**Given problem:**
Could you repeat the records word for word, from the start through the line with "x-tick-label: 1560 [619,925,666,949]", including that line?

(Dataset records)

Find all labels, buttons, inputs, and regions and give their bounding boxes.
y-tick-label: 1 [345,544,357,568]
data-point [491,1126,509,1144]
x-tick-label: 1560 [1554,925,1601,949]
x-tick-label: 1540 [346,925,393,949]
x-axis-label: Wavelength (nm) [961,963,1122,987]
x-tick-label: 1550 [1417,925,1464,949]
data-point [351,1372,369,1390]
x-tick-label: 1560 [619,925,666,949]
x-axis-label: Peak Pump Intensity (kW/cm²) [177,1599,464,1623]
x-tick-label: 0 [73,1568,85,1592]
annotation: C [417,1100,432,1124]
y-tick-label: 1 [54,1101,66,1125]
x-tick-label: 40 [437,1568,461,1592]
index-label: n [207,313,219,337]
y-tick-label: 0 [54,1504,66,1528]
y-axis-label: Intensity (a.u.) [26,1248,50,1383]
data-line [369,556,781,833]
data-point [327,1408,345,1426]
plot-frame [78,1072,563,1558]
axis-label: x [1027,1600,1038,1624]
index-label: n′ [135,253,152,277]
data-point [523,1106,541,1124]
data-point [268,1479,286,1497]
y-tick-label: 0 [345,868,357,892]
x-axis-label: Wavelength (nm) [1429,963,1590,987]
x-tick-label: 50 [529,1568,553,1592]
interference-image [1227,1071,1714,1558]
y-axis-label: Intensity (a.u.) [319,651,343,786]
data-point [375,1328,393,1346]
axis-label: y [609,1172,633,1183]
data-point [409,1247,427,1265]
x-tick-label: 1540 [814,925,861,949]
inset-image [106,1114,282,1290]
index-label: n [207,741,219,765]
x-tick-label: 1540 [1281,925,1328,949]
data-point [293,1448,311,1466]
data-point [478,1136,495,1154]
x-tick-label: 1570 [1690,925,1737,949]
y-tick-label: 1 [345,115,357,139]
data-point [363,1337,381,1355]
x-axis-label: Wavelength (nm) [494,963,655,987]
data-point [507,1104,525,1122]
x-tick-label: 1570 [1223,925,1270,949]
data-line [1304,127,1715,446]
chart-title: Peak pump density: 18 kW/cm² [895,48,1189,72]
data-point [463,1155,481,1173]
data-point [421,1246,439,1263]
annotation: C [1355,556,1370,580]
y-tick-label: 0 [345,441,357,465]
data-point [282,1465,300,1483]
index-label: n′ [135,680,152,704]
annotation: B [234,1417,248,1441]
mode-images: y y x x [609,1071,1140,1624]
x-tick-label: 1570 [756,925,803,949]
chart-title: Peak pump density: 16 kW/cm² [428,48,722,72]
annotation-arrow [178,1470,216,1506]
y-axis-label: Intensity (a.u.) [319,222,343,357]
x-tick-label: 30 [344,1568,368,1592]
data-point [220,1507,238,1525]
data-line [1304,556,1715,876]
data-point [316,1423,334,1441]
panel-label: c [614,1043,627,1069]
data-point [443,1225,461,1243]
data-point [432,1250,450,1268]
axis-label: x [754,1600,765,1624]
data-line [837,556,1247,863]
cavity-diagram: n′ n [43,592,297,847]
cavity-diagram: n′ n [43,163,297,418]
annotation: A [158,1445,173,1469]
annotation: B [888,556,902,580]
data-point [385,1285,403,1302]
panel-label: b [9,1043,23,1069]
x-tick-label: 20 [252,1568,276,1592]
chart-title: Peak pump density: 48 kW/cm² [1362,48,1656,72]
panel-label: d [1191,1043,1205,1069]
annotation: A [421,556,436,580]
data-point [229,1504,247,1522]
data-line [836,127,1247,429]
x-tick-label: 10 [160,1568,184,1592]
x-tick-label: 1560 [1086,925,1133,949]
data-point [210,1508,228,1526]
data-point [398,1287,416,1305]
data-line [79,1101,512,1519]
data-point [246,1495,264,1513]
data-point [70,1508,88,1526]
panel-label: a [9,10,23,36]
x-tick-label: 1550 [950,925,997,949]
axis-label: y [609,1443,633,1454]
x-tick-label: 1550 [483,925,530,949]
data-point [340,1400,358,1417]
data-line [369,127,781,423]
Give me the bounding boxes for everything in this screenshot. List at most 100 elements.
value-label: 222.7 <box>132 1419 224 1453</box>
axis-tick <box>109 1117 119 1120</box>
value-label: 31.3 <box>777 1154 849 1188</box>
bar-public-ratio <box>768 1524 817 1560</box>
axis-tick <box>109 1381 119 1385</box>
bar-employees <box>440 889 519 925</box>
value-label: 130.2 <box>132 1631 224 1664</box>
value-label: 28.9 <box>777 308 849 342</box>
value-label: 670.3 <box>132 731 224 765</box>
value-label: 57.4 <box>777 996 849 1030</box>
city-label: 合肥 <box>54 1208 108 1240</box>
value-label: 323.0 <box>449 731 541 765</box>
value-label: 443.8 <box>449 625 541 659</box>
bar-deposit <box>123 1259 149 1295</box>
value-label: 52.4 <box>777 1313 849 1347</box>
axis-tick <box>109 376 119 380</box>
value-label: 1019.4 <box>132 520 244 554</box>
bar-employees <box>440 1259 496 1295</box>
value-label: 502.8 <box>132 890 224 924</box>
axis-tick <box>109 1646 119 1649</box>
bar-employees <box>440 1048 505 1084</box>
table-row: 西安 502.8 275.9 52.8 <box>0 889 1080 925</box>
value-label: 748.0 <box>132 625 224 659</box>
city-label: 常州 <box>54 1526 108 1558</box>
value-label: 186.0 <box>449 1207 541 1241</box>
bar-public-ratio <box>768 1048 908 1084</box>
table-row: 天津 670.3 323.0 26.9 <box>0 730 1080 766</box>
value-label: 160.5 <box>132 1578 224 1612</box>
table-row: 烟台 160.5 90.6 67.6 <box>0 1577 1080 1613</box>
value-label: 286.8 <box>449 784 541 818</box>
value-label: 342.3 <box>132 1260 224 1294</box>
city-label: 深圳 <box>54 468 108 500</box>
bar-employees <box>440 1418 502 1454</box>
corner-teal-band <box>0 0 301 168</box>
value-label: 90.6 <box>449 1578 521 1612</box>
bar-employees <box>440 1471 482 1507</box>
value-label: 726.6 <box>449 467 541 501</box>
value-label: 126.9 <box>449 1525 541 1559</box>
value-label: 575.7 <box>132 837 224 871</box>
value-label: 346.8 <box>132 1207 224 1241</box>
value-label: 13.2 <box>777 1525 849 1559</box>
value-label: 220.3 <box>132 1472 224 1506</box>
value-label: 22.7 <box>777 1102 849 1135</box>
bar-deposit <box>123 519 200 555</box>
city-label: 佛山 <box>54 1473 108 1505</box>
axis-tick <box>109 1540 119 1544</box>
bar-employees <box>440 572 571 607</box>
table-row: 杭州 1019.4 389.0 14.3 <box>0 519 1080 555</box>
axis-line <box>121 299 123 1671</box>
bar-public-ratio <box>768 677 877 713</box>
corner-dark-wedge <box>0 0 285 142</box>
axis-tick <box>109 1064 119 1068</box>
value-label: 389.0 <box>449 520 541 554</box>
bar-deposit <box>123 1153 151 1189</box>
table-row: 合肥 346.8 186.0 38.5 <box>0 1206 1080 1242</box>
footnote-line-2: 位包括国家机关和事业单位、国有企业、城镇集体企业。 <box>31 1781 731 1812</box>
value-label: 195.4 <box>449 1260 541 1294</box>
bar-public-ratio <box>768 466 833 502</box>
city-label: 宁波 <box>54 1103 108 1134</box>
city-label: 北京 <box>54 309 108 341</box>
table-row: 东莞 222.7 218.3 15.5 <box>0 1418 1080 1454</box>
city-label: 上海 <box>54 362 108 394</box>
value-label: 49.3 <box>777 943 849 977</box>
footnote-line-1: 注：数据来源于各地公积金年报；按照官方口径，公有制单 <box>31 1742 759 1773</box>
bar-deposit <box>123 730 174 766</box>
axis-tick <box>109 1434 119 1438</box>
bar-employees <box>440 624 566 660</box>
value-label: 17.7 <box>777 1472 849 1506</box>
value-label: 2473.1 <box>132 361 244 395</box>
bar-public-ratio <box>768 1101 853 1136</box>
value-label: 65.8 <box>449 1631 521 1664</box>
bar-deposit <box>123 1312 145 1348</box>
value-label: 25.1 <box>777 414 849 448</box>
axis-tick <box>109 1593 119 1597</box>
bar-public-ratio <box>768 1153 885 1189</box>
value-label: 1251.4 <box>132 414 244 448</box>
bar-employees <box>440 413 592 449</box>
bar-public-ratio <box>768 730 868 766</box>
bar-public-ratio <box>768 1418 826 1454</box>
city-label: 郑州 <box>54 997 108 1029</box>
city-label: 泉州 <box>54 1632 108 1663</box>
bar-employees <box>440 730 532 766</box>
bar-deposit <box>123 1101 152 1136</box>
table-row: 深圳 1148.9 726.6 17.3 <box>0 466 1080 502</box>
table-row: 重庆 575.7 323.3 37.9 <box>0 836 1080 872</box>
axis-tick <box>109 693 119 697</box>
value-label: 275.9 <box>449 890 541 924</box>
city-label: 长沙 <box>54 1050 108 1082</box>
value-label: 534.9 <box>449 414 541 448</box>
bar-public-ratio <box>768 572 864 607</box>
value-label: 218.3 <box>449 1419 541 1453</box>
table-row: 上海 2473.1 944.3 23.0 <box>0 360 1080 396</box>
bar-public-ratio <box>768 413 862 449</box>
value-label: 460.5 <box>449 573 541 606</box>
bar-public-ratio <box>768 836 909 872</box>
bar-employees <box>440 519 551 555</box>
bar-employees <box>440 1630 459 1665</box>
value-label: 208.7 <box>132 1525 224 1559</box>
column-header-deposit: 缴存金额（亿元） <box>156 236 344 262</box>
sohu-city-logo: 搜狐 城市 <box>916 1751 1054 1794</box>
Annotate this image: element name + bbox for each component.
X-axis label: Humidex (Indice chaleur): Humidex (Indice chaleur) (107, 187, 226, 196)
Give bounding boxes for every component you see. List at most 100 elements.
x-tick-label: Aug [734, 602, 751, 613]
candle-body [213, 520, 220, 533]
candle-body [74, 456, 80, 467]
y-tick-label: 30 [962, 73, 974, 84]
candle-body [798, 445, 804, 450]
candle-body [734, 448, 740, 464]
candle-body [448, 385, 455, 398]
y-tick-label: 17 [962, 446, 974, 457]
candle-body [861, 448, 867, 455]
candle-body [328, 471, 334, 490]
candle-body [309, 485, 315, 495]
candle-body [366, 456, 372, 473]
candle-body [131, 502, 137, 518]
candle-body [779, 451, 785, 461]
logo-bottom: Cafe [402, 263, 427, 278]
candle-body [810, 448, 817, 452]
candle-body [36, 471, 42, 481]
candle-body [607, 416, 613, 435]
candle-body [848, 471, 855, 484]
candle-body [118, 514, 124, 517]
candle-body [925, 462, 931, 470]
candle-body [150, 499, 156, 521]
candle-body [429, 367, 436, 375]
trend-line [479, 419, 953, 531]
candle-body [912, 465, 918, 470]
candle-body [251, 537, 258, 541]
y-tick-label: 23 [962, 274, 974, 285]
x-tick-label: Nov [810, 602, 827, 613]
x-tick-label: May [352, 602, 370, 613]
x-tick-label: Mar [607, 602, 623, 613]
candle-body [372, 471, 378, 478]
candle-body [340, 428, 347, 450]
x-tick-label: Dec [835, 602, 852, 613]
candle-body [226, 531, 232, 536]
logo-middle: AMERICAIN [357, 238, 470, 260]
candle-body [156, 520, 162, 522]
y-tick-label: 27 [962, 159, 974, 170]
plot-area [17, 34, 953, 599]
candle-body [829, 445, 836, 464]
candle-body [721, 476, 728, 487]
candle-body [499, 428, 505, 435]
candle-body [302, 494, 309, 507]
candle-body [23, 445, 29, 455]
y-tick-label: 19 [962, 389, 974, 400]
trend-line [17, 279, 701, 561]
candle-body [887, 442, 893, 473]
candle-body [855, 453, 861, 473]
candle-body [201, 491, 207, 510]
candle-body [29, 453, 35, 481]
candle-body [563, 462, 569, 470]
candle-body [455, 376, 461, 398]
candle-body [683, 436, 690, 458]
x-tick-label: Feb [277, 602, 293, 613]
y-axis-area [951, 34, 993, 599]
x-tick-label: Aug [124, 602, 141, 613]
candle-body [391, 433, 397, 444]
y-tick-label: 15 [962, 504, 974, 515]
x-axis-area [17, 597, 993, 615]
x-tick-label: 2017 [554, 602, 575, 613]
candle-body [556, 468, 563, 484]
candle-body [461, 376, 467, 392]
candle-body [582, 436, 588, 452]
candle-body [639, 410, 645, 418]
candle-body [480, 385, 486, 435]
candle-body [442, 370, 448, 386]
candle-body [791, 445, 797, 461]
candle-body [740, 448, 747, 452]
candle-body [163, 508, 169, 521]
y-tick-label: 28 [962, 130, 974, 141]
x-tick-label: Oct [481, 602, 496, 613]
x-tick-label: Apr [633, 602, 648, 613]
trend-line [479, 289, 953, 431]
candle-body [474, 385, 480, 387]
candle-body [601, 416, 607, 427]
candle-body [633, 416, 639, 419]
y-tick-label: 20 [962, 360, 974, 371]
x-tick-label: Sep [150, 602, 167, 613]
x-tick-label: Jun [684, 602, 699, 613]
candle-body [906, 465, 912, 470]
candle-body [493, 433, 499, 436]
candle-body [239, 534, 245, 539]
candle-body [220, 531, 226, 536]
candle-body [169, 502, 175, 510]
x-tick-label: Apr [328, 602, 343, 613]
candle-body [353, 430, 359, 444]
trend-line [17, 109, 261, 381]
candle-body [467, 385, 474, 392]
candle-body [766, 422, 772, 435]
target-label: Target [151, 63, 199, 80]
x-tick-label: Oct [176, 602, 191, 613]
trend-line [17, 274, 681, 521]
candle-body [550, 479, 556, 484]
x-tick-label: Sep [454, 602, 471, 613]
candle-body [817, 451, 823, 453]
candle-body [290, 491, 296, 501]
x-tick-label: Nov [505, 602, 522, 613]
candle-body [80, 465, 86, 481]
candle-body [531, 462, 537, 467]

**Response to this task:**
Find all labels, buttons, inputs, and regions and give their bounding boxes.
y-tick-label: 1 [345,544,357,568]
data-point [491,1126,509,1144]
x-tick-label: 1560 [1554,925,1601,949]
x-tick-label: 1540 [346,925,393,949]
x-axis-label: Wavelength (nm) [961,963,1122,987]
x-tick-label: 1550 [1417,925,1464,949]
data-point [351,1372,369,1390]
x-tick-label: 1560 [619,925,666,949]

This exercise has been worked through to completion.